▶ **WRITTEN INSTRUCTION**:
Search the data for the string "Passwords" and extract every line where it appears.

▶ **GIVEN ENTRIES**:
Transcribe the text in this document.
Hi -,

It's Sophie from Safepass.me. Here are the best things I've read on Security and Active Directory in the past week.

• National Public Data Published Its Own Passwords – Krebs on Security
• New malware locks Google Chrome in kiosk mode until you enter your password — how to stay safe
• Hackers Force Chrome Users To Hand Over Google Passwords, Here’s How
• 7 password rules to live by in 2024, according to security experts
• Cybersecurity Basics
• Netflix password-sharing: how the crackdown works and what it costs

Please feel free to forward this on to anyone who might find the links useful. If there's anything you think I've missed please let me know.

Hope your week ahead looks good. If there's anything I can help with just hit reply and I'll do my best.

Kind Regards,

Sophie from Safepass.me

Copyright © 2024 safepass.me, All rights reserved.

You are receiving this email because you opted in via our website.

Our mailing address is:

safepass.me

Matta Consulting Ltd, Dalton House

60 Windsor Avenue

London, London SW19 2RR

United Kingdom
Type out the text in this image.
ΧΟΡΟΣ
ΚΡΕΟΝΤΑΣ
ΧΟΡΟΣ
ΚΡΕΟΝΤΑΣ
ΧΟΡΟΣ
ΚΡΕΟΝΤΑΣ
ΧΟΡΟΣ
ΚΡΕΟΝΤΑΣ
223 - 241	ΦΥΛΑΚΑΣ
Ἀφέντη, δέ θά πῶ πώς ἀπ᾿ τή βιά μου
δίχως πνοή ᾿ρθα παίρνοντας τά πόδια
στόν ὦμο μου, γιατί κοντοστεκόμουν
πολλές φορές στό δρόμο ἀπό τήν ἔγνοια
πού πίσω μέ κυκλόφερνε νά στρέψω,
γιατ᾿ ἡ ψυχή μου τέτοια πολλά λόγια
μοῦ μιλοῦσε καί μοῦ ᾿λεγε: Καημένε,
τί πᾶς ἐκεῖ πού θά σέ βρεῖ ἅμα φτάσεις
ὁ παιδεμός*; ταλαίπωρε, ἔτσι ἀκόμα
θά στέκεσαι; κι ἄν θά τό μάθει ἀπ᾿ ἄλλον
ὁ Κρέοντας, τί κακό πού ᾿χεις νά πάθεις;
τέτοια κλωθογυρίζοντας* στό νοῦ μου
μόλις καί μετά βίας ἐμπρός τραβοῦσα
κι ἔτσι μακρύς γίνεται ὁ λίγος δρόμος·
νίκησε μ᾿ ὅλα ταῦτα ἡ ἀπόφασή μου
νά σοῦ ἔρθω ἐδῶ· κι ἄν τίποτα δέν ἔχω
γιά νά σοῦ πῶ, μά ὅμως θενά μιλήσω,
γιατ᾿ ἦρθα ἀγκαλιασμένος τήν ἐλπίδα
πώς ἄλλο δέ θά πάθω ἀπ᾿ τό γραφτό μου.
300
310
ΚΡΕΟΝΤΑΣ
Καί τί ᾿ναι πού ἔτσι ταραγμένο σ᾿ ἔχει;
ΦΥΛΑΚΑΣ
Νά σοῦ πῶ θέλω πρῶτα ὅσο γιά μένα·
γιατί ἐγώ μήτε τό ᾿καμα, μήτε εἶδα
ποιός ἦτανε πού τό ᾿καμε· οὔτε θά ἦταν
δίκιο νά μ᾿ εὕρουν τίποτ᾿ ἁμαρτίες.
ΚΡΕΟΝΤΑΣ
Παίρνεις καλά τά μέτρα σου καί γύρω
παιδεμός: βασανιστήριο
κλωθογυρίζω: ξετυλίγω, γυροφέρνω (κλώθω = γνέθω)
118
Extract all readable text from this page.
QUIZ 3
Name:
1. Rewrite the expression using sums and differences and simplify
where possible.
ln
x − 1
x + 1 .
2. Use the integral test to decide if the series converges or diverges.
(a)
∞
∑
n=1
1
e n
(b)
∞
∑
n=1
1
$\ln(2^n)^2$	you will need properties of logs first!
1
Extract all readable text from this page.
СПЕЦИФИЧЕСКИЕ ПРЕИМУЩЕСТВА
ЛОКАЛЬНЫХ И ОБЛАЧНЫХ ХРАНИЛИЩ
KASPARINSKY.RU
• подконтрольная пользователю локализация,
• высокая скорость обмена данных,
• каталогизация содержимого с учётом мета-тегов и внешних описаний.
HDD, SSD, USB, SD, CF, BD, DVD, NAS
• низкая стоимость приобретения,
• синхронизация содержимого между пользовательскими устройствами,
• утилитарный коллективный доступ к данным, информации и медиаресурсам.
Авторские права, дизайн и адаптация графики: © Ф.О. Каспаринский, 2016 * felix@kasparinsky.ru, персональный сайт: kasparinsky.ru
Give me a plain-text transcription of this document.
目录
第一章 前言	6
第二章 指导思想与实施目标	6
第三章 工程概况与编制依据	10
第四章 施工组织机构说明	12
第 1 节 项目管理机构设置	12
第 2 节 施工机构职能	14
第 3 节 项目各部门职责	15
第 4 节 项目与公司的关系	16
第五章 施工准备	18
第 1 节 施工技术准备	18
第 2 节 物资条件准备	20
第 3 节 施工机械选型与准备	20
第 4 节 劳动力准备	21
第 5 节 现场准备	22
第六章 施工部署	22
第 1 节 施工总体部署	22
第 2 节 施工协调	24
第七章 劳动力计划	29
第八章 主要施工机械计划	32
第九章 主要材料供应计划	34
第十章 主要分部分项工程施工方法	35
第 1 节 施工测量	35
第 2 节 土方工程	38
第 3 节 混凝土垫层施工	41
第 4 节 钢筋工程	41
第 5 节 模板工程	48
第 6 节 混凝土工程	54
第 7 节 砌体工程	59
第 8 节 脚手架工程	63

▶ **COMPLETED TASK**:
• National Public Data Published Its Own Passwords – Krebs on Security
• Hackers Force Chrome Users To Hand Over Google Passwords, Here’s How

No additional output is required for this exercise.